>>>>>
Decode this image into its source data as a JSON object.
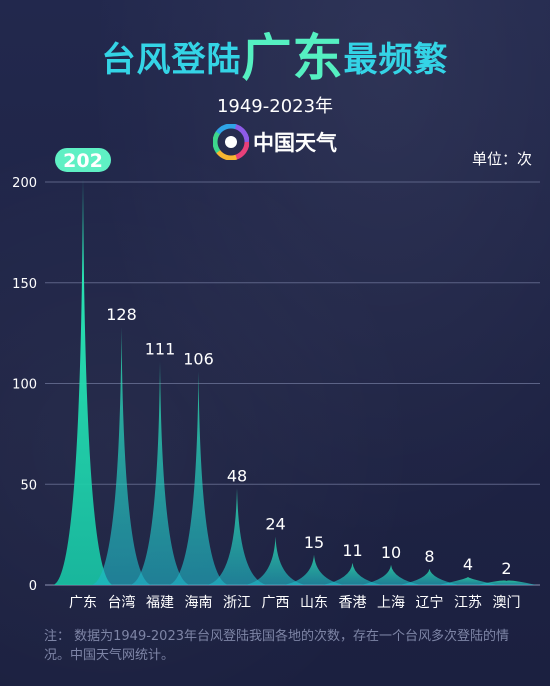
{
  "title": {
    "part1": "台风登陆",
    "part2": "广东",
    "part3": "最频繁"
  },
  "subtitle": "1949-2023年",
  "brand": {
    "name": "中国天气",
    "mark": "logo-icon"
  },
  "unit_label": "单位：次",
  "note": "注： 数据为1949-2023年台风登陆我国各地的次数，存在一个台风多次登陆的情况。中国天气网统计。",
  "colors": {
    "background": "#1f2446",
    "title_cyan": "#34d4e6",
    "title_green": "#55f0c1",
    "peak_top": "#2ee9b5",
    "peak_base": "#1fb6c8",
    "highlight_badge": "#5ff0c4"
  },
  "chart_data": {
    "type": "area",
    "categories": [
      "广东",
      "台湾",
      "福建",
      "海南",
      "浙江",
      "广西",
      "山东",
      "香港",
      "上海",
      "辽宁",
      "江苏",
      "澳门"
    ],
    "values": [
      202,
      128,
      111,
      106,
      48,
      24,
      15,
      11,
      10,
      8,
      4,
      2
    ],
    "ylim": [
      0,
      200
    ],
    "yticks": [
      0,
      50,
      100,
      150,
      200
    ],
    "grid": true,
    "highlight_index": 0,
    "xlabel": "",
    "ylabel": ""
  }
}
<<<<<
YOUR OBJECTIVE:
Without the pictures, repeat all the records word for word.

OUTPUT FOR THIS TASK:
Decode this image into its source data as a JSON object.
{
  "title": {
    "part1": "台风登陆",
    "part2": "广东",
    "part3": "最频繁"
  },
  "subtitle": "1949-2023年",
  "brand": {
    "name": "中国天气",
    "mark": "logo-icon"
  },
  "unit_label": "单位：次",
  "note": "注： 数据为1949-2023年台风登陆我国各地的次数，存在一个台风多次登陆的情况。中国天气网统计。",
  "colors": {
    "background": "#1f2446",
    "title_cyan": "#34d4e6",
    "title_green": "#55f0c1",
    "peak_top": "#2ee9b5",
    "peak_base": "#1fb6c8",
    "highlight_badge": "#5ff0c4"
  },
  "chart_data": {
    "type": "area",
    "categories": [
      "广东",
      "台湾",
      "福建",
      "海南",
      "浙江",
      "广西",
      "山东",
      "香港",
      "上海",
      "辽宁",
      "江苏",
      "澳门"
    ],
    "values": [
      202,
      128,
      111,
      106,
      48,
      24,
      15,
      11,
      10,
      8,
      4,
      2
    ],
    "ylim": [
      0,
      200
    ],
    "yticks": [
      0,
      50,
      100,
      150,
      200
    ],
    "grid": true,
    "highlight_index": 0,
    "xlabel": "",
    "ylabel": ""
  }
}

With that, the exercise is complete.